- _Text segment_:
The Constitution of the State of Minnesota was initially approved by the residents of Minnesota Territory in a special election held on October 13, 1857, and was ratified by the United States Senate on May 11, 1858, marking the admittance of Minnesota to the Union. Nearly 120 amendments have been approved (often multiple items at once), with perhaps the most significant being a reorganization in 1974 to simplify the document, making it easier for modern readers to comprehend and reducing the extensive verbiage. It is believed that the constitution was amended twice prior to ratification.

==History==

=== European Settlement ===

Minnesota's settlement and organization were influenced by three factors: force, as it was conquered by European powers and later the United States; accident, as some European settlers arrived following the fur trade and American civilians drifted into the territory seeking opportunities; and choice, as the American settlers in the territory decided to establish a civil society.

=== The Stillwater Convention ===

In 1838, the region that is now Minnesota was divided between the Iowa and Wisconsin territories. The part of Minnesota west of the Mississippi River within the Iowa Territory remained unoccupied by European Americans. It, therefore, did not require a civil government for the next eight years. When Iowa became a state in 1846, Minnesota became an unorganized territory without issue. The area east of the Mississippi River had several hundred American settlers and was organized as St. Croix County within Wisconsin Territory. However, in 1848, Wisconsin became a state, and St. Croix County was left to its own devices. In response, the settlers in the area held a convention in Stillwater and passed resolutions calling for Congress to establish a new territory named Minnesota. An election was held to choose a new territorial delegate to Congress, and Henry Hastings Sibley was elected. This marked the beginning of Minnesota as a territory. Congress responded to this request by passing the Organic Act of Minnesota, which established the territory and provided for its government. This act remains one of the constitutional documents of the state.

- _Brief 1_: According to the Minnesota Constitution text, on what date did the United States Senate ratify the constitution?
- _Brief 2_: Using the Minnesota Constitution text, explain why the settlers in St. Croix County held a convention in Stillwater.
- _Brief 3_: Restate word for word the stretch of the Minnesota Constitution text from "The Constitution of" through "prior to ratification.".
The listing has no connection to the Minnesota Constitution text.

- _Data under study_:
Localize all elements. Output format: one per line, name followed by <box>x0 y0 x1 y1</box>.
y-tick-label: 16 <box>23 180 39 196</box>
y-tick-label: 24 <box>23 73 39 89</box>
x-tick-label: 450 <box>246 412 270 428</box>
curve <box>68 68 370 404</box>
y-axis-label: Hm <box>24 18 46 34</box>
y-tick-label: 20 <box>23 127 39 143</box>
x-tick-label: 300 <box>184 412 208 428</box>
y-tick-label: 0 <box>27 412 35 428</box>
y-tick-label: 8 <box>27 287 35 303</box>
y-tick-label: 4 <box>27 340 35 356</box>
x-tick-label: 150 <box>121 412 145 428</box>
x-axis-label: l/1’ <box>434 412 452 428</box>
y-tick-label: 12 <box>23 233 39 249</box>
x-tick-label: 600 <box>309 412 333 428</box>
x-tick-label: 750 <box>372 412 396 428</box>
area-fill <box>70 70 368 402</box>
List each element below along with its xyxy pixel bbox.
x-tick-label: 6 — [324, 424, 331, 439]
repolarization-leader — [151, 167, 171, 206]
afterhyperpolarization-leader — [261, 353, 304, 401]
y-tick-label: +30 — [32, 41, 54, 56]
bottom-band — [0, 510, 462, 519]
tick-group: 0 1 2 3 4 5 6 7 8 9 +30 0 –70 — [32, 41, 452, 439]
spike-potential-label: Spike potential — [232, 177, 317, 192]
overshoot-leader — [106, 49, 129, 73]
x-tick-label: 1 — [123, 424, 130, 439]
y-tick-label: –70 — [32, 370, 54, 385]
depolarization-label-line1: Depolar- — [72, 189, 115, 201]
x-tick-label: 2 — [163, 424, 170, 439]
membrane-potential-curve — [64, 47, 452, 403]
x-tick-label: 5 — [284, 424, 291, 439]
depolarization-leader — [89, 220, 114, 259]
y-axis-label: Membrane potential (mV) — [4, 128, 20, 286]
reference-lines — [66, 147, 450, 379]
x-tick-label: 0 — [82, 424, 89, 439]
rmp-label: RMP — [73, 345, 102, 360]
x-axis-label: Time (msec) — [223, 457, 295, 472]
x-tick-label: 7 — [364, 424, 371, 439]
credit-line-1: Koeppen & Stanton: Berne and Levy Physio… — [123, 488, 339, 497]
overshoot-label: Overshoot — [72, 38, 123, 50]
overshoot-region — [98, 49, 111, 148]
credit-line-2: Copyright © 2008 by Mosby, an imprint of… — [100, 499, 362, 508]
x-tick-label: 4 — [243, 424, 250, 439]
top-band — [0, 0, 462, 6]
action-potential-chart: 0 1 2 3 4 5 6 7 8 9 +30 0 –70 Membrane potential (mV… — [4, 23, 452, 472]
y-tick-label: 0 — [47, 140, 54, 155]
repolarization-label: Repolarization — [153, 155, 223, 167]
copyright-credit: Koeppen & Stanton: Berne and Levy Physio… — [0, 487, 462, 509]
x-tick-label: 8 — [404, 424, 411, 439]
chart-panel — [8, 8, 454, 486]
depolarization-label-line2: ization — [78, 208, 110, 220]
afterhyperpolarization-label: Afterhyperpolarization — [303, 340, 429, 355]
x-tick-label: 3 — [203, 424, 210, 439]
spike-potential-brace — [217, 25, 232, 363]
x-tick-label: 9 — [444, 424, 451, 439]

- _Answer 1_: May 11, 1858.

- _Answer 2_: When Wisconsin became a state in 1848, St. Croix County was left to its own devices. In response, the settlers held the convention and passed resolutions calling for Congress to establish a new territory named Minnesota.

- _Answer 3_:
The Constitution of the State of Minnesota was initially approved by the residents of Minnesota Territory in a special election held on October 13, 1857, and was ratified by the United States Senate on May 11, 1858, marking the admittance of Minnesota to the Union. Nearly 120 amendments have been approved (often multiple items at once), with perhaps the most significant being a reorganization in 1974 to simplify the document, making it easier for modern readers to comprehend and reducing the extensive verbiage. It is believed that the constitution was amended twice prior to ratification.